* START SUPPLIED DATA *
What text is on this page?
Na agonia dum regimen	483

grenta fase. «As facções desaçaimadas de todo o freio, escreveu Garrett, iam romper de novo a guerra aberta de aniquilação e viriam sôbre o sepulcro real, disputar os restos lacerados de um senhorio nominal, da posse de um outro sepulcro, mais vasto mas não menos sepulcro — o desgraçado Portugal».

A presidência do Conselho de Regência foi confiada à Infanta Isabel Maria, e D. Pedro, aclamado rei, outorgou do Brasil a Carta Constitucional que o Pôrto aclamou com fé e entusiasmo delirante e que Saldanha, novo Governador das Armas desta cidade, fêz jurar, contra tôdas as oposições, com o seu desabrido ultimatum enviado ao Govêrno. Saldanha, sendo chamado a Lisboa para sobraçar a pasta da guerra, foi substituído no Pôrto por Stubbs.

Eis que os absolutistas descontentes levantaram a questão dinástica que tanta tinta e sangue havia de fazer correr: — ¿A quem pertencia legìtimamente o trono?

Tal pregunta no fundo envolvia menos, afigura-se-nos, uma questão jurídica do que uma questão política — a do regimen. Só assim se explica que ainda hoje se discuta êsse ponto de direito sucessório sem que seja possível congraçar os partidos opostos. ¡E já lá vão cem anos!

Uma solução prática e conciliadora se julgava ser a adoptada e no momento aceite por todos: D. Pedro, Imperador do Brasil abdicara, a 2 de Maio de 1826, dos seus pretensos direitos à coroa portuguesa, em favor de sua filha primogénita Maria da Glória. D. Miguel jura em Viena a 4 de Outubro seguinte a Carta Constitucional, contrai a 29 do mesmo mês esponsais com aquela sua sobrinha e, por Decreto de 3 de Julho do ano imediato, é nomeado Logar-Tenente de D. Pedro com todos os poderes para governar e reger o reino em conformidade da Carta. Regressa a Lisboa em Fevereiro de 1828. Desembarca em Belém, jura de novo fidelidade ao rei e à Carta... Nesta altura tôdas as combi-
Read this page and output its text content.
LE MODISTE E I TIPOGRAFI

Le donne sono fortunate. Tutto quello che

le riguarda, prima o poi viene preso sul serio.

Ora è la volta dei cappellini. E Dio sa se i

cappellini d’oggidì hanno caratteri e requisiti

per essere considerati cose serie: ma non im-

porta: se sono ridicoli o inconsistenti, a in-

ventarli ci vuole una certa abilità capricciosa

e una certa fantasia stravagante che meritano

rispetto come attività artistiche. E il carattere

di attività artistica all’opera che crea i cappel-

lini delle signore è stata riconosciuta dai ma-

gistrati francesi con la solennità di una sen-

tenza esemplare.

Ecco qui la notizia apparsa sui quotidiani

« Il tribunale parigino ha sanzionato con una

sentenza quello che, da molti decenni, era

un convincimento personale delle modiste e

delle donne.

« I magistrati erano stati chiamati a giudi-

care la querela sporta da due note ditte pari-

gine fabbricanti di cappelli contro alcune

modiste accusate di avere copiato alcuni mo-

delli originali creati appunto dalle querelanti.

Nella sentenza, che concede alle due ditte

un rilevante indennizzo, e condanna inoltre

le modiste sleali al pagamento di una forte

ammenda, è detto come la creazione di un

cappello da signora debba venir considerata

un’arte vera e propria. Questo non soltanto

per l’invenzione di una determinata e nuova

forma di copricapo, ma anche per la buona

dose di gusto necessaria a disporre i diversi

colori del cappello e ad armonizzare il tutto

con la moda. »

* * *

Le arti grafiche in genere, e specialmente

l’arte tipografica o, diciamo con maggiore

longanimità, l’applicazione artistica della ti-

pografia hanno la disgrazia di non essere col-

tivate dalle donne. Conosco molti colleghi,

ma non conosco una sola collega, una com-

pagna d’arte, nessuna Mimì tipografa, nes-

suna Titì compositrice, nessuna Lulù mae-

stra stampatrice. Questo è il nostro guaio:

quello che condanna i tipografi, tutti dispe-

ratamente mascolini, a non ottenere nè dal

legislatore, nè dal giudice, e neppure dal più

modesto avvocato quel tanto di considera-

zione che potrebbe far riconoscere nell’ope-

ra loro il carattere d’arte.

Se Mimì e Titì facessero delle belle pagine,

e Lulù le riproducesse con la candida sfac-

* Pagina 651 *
* END SUPPLIED DATA *
▶ [STATED EXERCISE]
In the entries above, count every line containing the word "carattere". Write only the total.

▶ [RESPONSE BELOW]
2